EXERCISE BRIEF:
Identify the lines that contain the string "Vanaf" and copy all of them.
-- Begin SUPPLIED RECORDS --
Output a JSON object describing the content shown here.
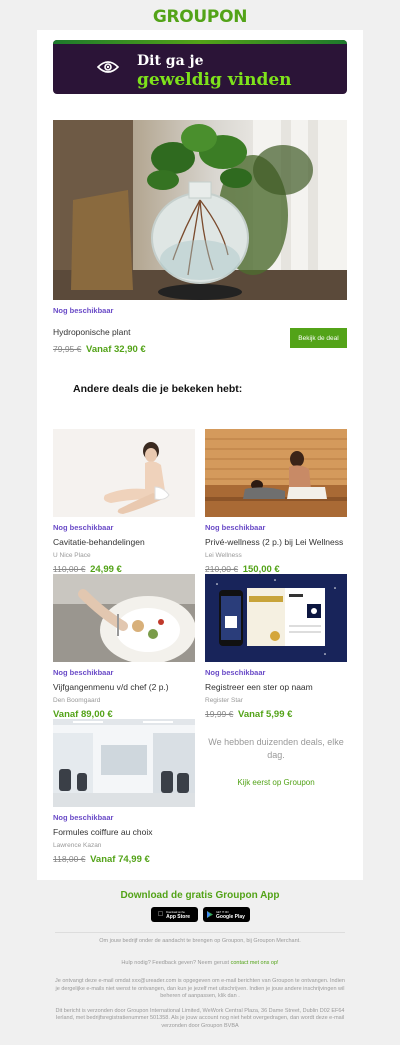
{
  "brand": {
    "logo": "GROUPON",
    "accent": "#53a318",
    "banner_bg": "#2b1437",
    "highlight": "#7ee21b",
    "purple": "#6a4bc7"
  },
  "hero": {
    "line1": "Dit ga je",
    "line2": "geweldig vinden",
    "icon": "eye-icon"
  },
  "main_deal": {
    "availability": "Nog beschikbaar",
    "title": "Hydroponische plant",
    "old_price": "79,95 €",
    "price": "Vanaf 32,90 €",
    "button": "Bekijk de deal"
  },
  "section_title": "Andere deals die je bekeken hebt:",
  "deals": [
    {
      "availability": "Nog beschikbaar",
      "title": "Cavitatie-behandelingen",
      "merchant": "U Nice Place",
      "old_price": "110,00 €",
      "price": "24,99 €"
    },
    {
      "availability": "Nog beschikbaar",
      "title": "Privé-wellness (2 p.) bij Lei Wellness",
      "merchant": "Lei Wellness",
      "old_price": "210,00 €",
      "price": "150,00 €"
    },
    {
      "availability": "Nog beschikbaar",
      "title": "Vijfgangenmenu v/d chef (2 p.)",
      "merchant": "Den Boomgaard",
      "old_price": "",
      "price": "Vanaf 89,00 €"
    },
    {
      "availability": "Nog beschikbaar",
      "title": "Registreer een ster op naam",
      "merchant": "Register Star",
      "old_price": "19,99 €",
      "price": "Vanaf 5,99 €"
    },
    {
      "availability": "Nog beschikbaar",
      "title": "Formules coiffure au choix",
      "merchant": "Lawrence Kazan",
      "old_price": "118,00 €",
      "price": "Vanaf 74,99 €"
    }
  ],
  "promo": {
    "message": "We hebben duizenden deals, elke dag.",
    "link": "Kijk eerst op Groupon"
  },
  "footer": {
    "app_title": "Download de gratis Groupon App",
    "app_store_small": "Download on the",
    "app_store": "App Store",
    "google_small": "GET IT ON",
    "google": "Google Play",
    "merchant_text": "Om jouw bedrijf onder de aandacht te brengen op Groupon, bij Groupon Merchant.",
    "help_text": "Hulp nodig? Feedback geven? Neem gerust",
    "help_link": "contact met ons op!",
    "legal1": "Je ontvangt deze e-mail omdat xxx@ureader.com is opgegeven om e-mail berichten van Groupon te ontvangen. Indien je dergelijke e-mails niet wenst te ontvangen, dan kun je jezelf met uitschrijven. Indien je jouw andere inschrijvingen wil beheren of aanpassen, klik dan .",
    "legal2": "Dit bericht is verzonden door Groupon International Limited, WeWork Central Plaza, 36 Dame Street, Dublin D02 EF64 Ierland, met bedrijfsregistratienummer 501358. Als je jouw account nog niet hebt overgedragen, dan wordt deze e-mail verzonden door Groupon BVBA"
  }
}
-- End SUPPLIED RECORDS --
EXERCISE SOLUTION:
    "price": "Vanaf 32,90 €",
      "price": "Vanaf 89,00 €"
      "price": "Vanaf 5,99 €"
      "price": "Vanaf 74,99 €"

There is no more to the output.